- [Given instruction]: Print the entries below in their entirety, exactly as they are written.

>>>>

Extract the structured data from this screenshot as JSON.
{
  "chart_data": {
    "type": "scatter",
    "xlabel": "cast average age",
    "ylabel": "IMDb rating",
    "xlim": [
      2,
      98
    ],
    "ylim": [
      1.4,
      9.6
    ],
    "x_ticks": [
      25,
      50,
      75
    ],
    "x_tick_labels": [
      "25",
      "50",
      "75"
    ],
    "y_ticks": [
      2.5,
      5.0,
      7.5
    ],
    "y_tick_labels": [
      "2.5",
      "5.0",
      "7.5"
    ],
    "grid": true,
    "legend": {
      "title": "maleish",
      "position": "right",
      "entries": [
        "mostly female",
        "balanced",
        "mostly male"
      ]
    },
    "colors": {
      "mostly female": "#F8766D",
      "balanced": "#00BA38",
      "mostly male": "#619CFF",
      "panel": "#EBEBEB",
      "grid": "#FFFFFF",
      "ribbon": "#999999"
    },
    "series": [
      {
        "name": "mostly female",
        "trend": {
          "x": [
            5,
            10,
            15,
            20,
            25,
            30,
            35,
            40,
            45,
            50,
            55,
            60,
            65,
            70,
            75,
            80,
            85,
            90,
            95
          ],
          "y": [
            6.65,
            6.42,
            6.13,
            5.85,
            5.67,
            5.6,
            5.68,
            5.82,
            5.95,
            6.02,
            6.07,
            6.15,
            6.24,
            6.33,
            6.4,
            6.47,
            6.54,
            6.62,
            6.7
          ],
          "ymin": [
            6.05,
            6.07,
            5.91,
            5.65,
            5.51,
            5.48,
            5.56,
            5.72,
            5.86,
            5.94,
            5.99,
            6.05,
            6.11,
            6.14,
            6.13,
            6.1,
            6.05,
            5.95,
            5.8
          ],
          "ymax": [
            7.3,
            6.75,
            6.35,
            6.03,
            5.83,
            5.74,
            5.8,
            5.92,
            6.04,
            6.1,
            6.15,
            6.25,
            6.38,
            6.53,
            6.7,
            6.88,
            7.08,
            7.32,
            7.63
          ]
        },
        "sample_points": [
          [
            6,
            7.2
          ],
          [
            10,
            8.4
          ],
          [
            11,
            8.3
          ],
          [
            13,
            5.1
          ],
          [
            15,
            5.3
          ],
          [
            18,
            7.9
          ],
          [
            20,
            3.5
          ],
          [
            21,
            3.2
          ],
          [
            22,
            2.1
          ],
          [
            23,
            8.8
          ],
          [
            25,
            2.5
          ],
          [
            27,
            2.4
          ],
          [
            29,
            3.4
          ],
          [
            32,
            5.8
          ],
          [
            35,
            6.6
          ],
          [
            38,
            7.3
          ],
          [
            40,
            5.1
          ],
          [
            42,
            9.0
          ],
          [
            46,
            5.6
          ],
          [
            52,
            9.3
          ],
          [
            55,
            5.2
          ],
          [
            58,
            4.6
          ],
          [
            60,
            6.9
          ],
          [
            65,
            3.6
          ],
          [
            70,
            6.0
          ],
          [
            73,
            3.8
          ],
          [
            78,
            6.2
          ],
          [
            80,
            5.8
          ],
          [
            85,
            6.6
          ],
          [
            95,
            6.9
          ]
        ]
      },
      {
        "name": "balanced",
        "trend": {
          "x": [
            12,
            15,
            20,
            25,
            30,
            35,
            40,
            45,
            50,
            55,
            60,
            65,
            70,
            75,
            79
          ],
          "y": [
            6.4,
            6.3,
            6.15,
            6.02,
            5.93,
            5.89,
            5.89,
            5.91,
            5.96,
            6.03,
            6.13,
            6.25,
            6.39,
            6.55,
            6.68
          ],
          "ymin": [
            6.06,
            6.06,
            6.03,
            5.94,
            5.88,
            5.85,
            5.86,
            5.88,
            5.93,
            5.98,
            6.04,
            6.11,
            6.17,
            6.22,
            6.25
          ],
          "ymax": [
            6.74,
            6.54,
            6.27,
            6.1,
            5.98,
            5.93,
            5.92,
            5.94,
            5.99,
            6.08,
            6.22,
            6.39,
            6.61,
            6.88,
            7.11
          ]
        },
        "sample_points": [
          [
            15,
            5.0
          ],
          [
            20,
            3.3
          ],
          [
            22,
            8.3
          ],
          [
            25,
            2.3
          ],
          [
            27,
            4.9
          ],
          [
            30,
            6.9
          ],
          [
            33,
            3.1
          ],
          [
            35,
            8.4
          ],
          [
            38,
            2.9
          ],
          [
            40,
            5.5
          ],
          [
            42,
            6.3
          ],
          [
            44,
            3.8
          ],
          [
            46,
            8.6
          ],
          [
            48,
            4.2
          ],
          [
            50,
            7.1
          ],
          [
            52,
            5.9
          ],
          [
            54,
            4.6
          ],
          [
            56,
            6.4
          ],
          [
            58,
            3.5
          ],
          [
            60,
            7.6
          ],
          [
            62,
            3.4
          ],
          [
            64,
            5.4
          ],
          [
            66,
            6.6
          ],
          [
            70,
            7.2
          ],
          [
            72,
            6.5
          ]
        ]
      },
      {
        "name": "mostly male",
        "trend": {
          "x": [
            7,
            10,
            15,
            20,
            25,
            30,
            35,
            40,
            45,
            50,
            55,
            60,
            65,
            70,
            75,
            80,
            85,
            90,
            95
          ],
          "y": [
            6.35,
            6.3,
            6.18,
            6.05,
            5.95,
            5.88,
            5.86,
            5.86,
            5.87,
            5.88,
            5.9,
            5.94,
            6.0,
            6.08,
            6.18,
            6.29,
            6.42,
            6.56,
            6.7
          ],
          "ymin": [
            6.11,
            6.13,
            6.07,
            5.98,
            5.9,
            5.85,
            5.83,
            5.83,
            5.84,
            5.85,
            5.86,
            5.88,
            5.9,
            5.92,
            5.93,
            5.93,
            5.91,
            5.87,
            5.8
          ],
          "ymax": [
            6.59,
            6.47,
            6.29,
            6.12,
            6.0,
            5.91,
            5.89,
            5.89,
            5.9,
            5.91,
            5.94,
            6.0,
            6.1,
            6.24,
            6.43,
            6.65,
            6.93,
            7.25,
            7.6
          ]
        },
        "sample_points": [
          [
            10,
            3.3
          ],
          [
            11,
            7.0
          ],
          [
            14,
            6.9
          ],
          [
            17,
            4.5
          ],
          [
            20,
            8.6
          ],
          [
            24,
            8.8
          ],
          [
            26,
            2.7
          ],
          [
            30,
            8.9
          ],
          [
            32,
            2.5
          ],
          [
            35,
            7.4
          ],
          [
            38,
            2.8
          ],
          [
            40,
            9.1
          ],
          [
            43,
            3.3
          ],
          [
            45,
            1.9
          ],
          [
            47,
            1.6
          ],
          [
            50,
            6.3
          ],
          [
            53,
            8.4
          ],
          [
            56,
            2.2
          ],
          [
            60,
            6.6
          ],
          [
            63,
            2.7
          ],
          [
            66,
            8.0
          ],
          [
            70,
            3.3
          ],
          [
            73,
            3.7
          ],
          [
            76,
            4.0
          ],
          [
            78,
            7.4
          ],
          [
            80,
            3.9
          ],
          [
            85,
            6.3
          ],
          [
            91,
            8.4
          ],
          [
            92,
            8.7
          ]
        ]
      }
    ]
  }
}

<<<<

- [Exercise response]:
Extract the structured data from this screenshot as JSON.
{
  "chart_data": {
    "type": "scatter",
    "xlabel": "cast average age",
    "ylabel": "IMDb rating",
    "xlim": [
      2,
      98
    ],
    "ylim": [
      1.4,
      9.6
    ],
    "x_ticks": [
      25,
      50,
      75
    ],
    "x_tick_labels": [
      "25",
      "50",
      "75"
    ],
    "y_ticks": [
      2.5,
      5.0,
      7.5
    ],
    "y_tick_labels": [
      "2.5",
      "5.0",
      "7.5"
    ],
    "grid": true,
    "legend": {
      "title": "maleish",
      "position": "right",
      "entries": [
        "mostly female",
        "balanced",
        "mostly male"
      ]
    },
    "colors": {
      "mostly female": "#F8766D",
      "balanced": "#00BA38",
      "mostly male": "#619CFF",
      "panel": "#EBEBEB",
      "grid": "#FFFFFF",
      "ribbon": "#999999"
    },
    "series": [
      {
        "name": "mostly female",
        "trend": {
          "x": [
            5,
            10,
            15,
            20,
            25,
            30,
            35,
            40,
            45,
            50,
            55,
            60,
            65,
            70,
            75,
            80,
            85,
            90,
            95
          ],
          "y": [
            6.65,
            6.42,
            6.13,
            5.85,
            5.67,
            5.6,
            5.68,
            5.82,
            5.95,
            6.02,
            6.07,
            6.15,
            6.24,
            6.33,
            6.4,
            6.47,
            6.54,
            6.62,
            6.7
          ],
          "ymin": [
            6.05,
            6.07,
            5.91,
            5.65,
            5.51,
            5.48,
            5.56,
            5.72,
            5.86,
            5.94,
            5.99,
            6.05,
            6.11,
            6.14,
            6.13,
            6.1,
            6.05,
            5.95,
            5.8
          ],
          "ymax": [
            7.3,
            6.75,
            6.35,
            6.03,
            5.83,
            5.74,
            5.8,
            5.92,
            6.04,
            6.1,
            6.15,
            6.25,
            6.38,
            6.53,
            6.7,
            6.88,
            7.08,
            7.32,
            7.63
          ]
        },
        "sample_points": [
          [
            6,
            7.2
          ],
          [
            10,
            8.4
          ],
          [
            11,
            8.3
          ],
          [
            13,
            5.1
          ],
          [
            15,
            5.3
          ],
          [
            18,
            7.9
          ],
          [
            20,
            3.5
          ],
          [
            21,
            3.2
          ],
          [
            22,
            2.1
          ],
          [
            23,
            8.8
          ],
          [
            25,
            2.5
          ],
          [
            27,
            2.4
          ],
          [
            29,
            3.4
          ],
          [
            32,
            5.8
          ],
          [
            35,
            6.6
          ],
          [
            38,
            7.3
          ],
          [
            40,
            5.1
          ],
          [
            42,
            9.0
          ],
          [
            46,
            5.6
          ],
          [
            52,
            9.3
          ],
          [
            55,
            5.2
          ],
          [
            58,
            4.6
          ],
          [
            60,
            6.9
          ],
          [
            65,
            3.6
          ],
          [
            70,
            6.0
          ],
          [
            73,
            3.8
          ],
          [
            78,
            6.2
          ],
          [
            80,
            5.8
          ],
          [
            85,
            6.6
          ],
          [
            95,
            6.9
          ]
        ]
      },
      {
        "name": "balanced",
        "trend": {
          "x": [
            12,
            15,
            20,
            25,
            30,
            35,
            40,
            45,
            50,
            55,
            60,
            65,
            70,
            75,
            79
          ],
          "y": [
            6.4,
            6.3,
            6.15,
            6.02,
            5.93,
            5.89,
            5.89,
            5.91,
            5.96,
            6.03,
            6.13,
            6.25,
            6.39,
            6.55,
            6.68
          ],
          "ymin": [
            6.06,
            6.06,
            6.03,
            5.94,
            5.88,
            5.85,
            5.86,
            5.88,
            5.93,
            5.98,
            6.04,
            6.11,
            6.17,
            6.22,
            6.25
          ],
          "ymax": [
            6.74,
            6.54,
            6.27,
            6.1,
            5.98,
            5.93,
            5.92,
            5.94,
            5.99,
            6.08,
            6.22,
            6.39,
            6.61,
            6.88,
            7.11
          ]
        },
        "sample_points": [
          [
            15,
            5.0
          ],
          [
            20,
            3.3
          ],
          [
            22,
            8.3
          ],
          [
            25,
            2.3
          ],
          [
            27,
            4.9
          ],
          [
            30,
            6.9
          ],
          [
            33,
            3.1
          ],
          [
            35,
            8.4
          ],
          [
            38,
            2.9
          ],
          [
            40,
            5.5
          ],
          [
            42,
            6.3
          ],
          [
            44,
            3.8
          ],
          [
            46,
            8.6
          ],
          [
            48,
            4.2
          ],
          [
            50,
            7.1
          ],
          [
            52,
            5.9
          ],
          [
            54,
            4.6
          ],
          [
            56,
            6.4
          ],
          [
            58,
            3.5
          ],
          [
            60,
            7.6
          ],
          [
            62,
            3.4
          ],
          [
            64,
            5.4
          ],
          [
            66,
            6.6
          ],
          [
            70,
            7.2
          ],
          [
            72,
            6.5
          ]
        ]
      },
      {
        "name": "mostly male",
        "trend": {
          "x": [
            7,
            10,
            15,
            20,
            25,
            30,
            35,
            40,
            45,
            50,
            55,
            60,
            65,
            70,
            75,
            80,
            85,
            90,
            95
          ],
          "y": [
            6.35,
            6.3,
            6.18,
            6.05,
            5.95,
            5.88,
            5.86,
            5.86,
            5.87,
            5.88,
            5.9,
            5.94,
            6.0,
            6.08,
            6.18,
            6.29,
            6.42,
            6.56,
            6.7
          ],
          "ymin": [
            6.11,
            6.13,
            6.07,
            5.98,
            5.9,
            5.85,
            5.83,
            5.83,
            5.84,
            5.85,
            5.86,
            5.88,
            5.9,
            5.92,
            5.93,
            5.93,
            5.91,
            5.87,
            5.8
          ],
          "ymax": [
            6.59,
            6.47,
            6.29,
            6.12,
            6.0,
            5.91,
            5.89,
            5.89,
            5.9,
            5.91,
            5.94,
            6.0,
            6.1,
            6.24,
            6.43,
            6.65,
            6.93,
            7.25,
            7.6
          ]
        },
        "sample_points": [
          [
            10,
            3.3
          ],
          [
            11,
            7.0
          ],
          [
            14,
            6.9
          ],
          [
            17,
            4.5
          ],
          [
            20,
            8.6
          ],
          [
            24,
            8.8
          ],
          [
            26,
            2.7
          ],
          [
            30,
            8.9
          ],
          [
            32,
            2.5
          ],
          [
            35,
            7.4
          ],
          [
            38,
            2.8
          ],
          [
            40,
            9.1
          ],
          [
            43,
            3.3
          ],
          [
            45,
            1.9
          ],
          [
            47,
            1.6
          ],
          [
            50,
            6.3
          ],
          [
            53,
            8.4
          ],
          [
            56,
            2.2
          ],
          [
            60,
            6.6
          ],
          [
            63,
            2.7
          ],
          [
            66,
            8.0
          ],
          [
            70,
            3.3
          ],
          [
            73,
            3.7
          ],
          [
            76,
            4.0
          ],
          [
            78,
            7.4
          ],
          [
            80,
            3.9
          ],
          [
            85,
            6.3
          ],
          [
            91,
            8.4
          ],
          [
            92,
            8.7
          ]
        ]
      }
    ]
  }
}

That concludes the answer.